Short problem: Make an exact copy of the entries, and keep any pictures out of it.

___ Data provided ___

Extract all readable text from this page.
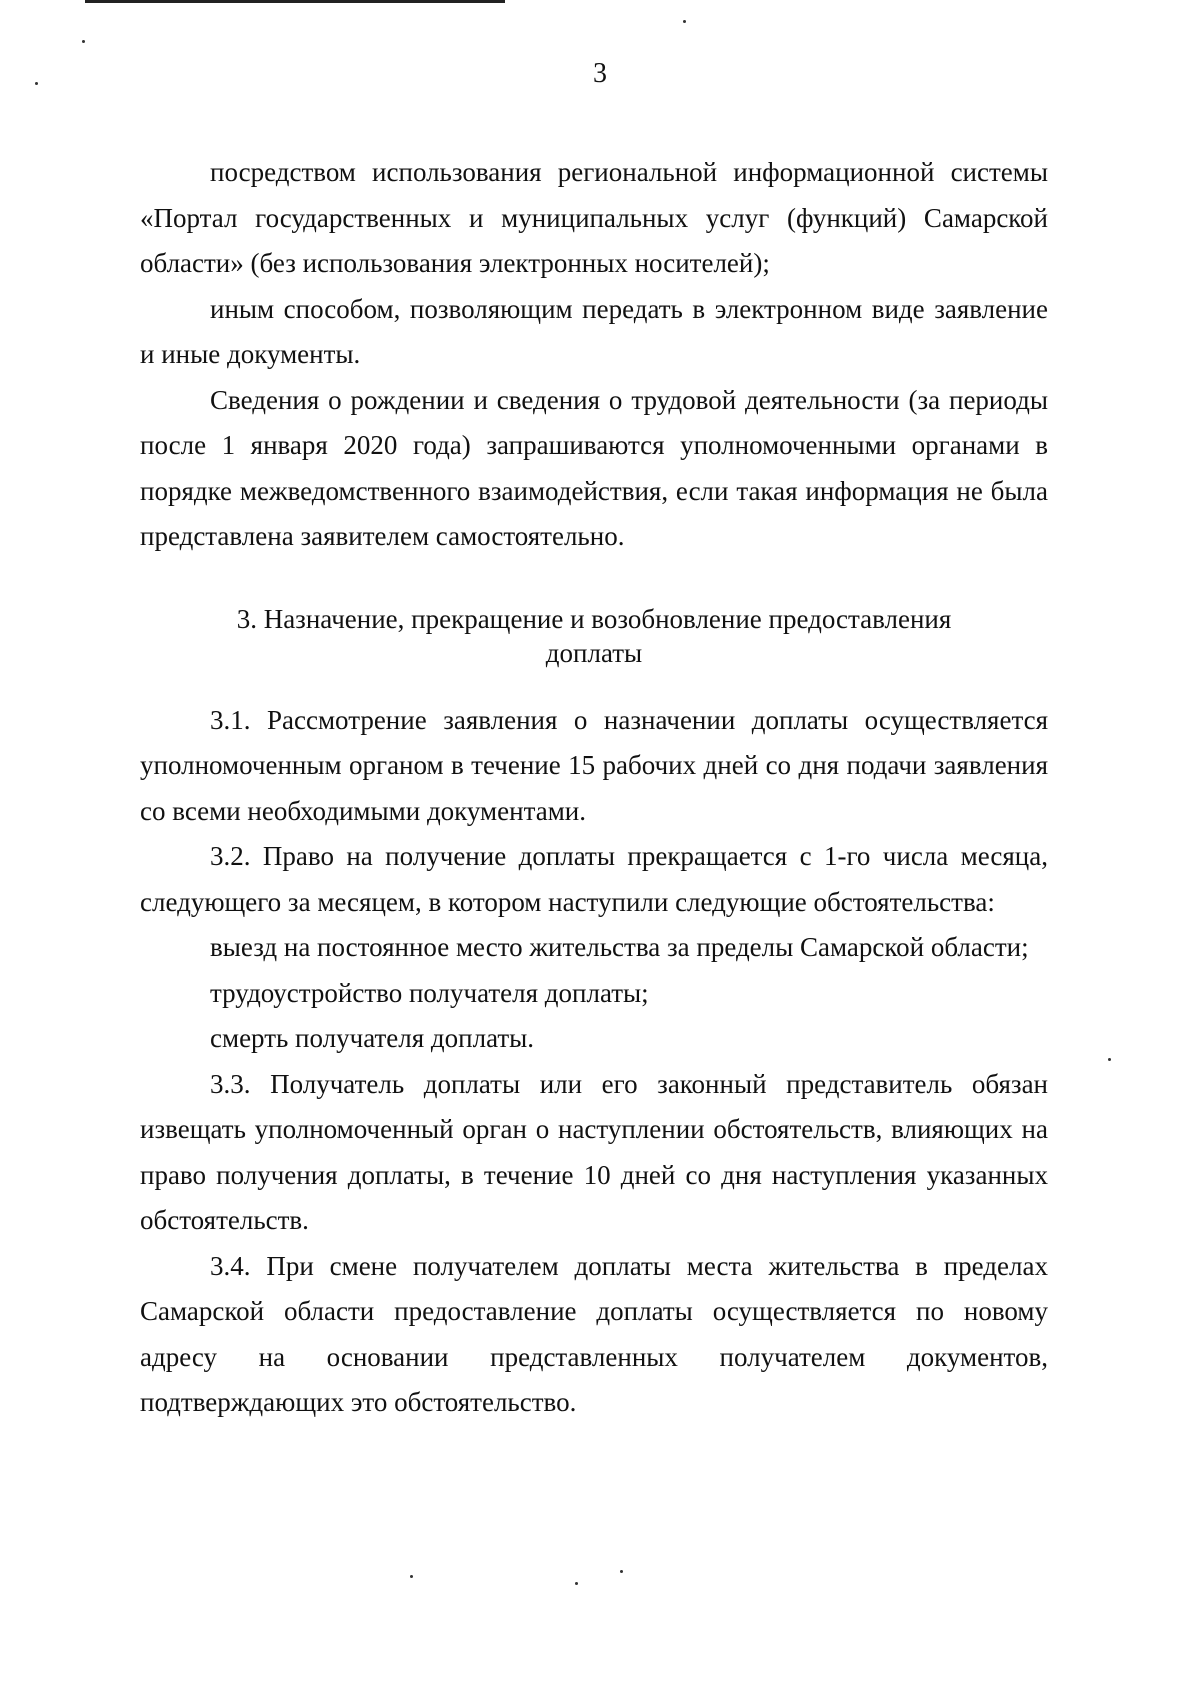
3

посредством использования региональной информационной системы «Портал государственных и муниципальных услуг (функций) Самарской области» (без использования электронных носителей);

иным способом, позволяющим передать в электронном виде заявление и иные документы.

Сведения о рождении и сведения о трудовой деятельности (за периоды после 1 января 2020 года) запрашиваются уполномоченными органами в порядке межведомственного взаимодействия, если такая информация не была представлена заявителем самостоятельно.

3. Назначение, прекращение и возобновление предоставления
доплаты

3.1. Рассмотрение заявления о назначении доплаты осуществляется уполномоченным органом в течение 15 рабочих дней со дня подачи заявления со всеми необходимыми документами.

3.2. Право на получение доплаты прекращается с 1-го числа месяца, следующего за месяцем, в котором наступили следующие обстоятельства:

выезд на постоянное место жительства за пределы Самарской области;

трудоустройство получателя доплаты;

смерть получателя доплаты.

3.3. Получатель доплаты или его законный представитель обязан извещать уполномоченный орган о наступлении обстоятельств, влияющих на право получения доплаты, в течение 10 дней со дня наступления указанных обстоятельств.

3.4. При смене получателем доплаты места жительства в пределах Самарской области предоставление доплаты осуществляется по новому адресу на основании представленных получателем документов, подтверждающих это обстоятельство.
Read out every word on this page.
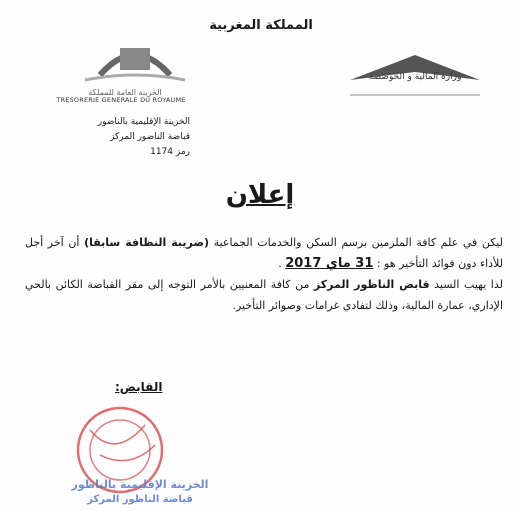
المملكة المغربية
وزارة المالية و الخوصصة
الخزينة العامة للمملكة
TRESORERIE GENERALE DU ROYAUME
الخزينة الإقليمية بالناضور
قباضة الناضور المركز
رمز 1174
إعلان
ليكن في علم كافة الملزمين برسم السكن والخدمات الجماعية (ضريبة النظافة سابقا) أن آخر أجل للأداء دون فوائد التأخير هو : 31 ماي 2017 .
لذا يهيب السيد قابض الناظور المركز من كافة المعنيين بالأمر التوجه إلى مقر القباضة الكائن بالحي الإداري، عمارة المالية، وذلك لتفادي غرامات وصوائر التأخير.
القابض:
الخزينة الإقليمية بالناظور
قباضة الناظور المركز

___

Solution for this task:
Extract all readable text from this page.
3

посредством использования региональной информационной системы «Портал государственных и муниципальных услуг (функций) Самарской области» (без использования электронных носителей);

иным способом, позволяющим передать в электронном виде заявление и иные документы.

Сведения о рождении и сведения о трудовой деятельности (за периоды после 1 января 2020 года) запрашиваются уполномоченными органами в порядке межведомственного взаимодействия, если такая информация не была представлена заявителем самостоятельно.

3. Назначение, прекращение и возобновление предоставления
доплаты

3.1. Рассмотрение заявления о назначении доплаты осуществляется уполномоченным органом в течение 15 рабочих дней со дня подачи заявления со всеми необходимыми документами.

3.2. Право на получение доплаты прекращается с 1-го числа месяца, следующего за месяцем, в котором наступили следующие обстоятельства:

выезд на постоянное место жительства за пределы Самарской области;

трудоустройство получателя доплаты;

смерть получателя доплаты.

3.3. Получатель доплаты или его законный представитель обязан извещать уполномоченный орган о наступлении обстоятельств, влияющих на право получения доплаты, в течение 10 дней со дня наступления указанных обстоятельств.

3.4. При смене получателем доплаты места жительства в пределах Самарской области предоставление доплаты осуществляется по новому адресу на основании представленных получателем документов, подтверждающих это обстоятельство.
Read out every word on this page.
المملكة المغربية
وزارة المالية و الخوصصة
الخزينة العامة للمملكة
TRESORERIE GENERALE DU ROYAUME
الخزينة الإقليمية بالناضور
قباضة الناضور المركز
رمز 1174
إعلان
ليكن في علم كافة الملزمين برسم السكن والخدمات الجماعية (ضريبة النظافة سابقا) أن آخر أجل للأداء دون فوائد التأخير هو : 31 ماي 2017 .
لذا يهيب السيد قابض الناظور المركز من كافة المعنيين بالأمر التوجه إلى مقر القباضة الكائن بالحي الإداري، عمارة المالية، وذلك لتفادي غرامات وصوائر التأخير.
القابض:
الخزينة الإقليمية بالناظور
قباضة الناظور المركز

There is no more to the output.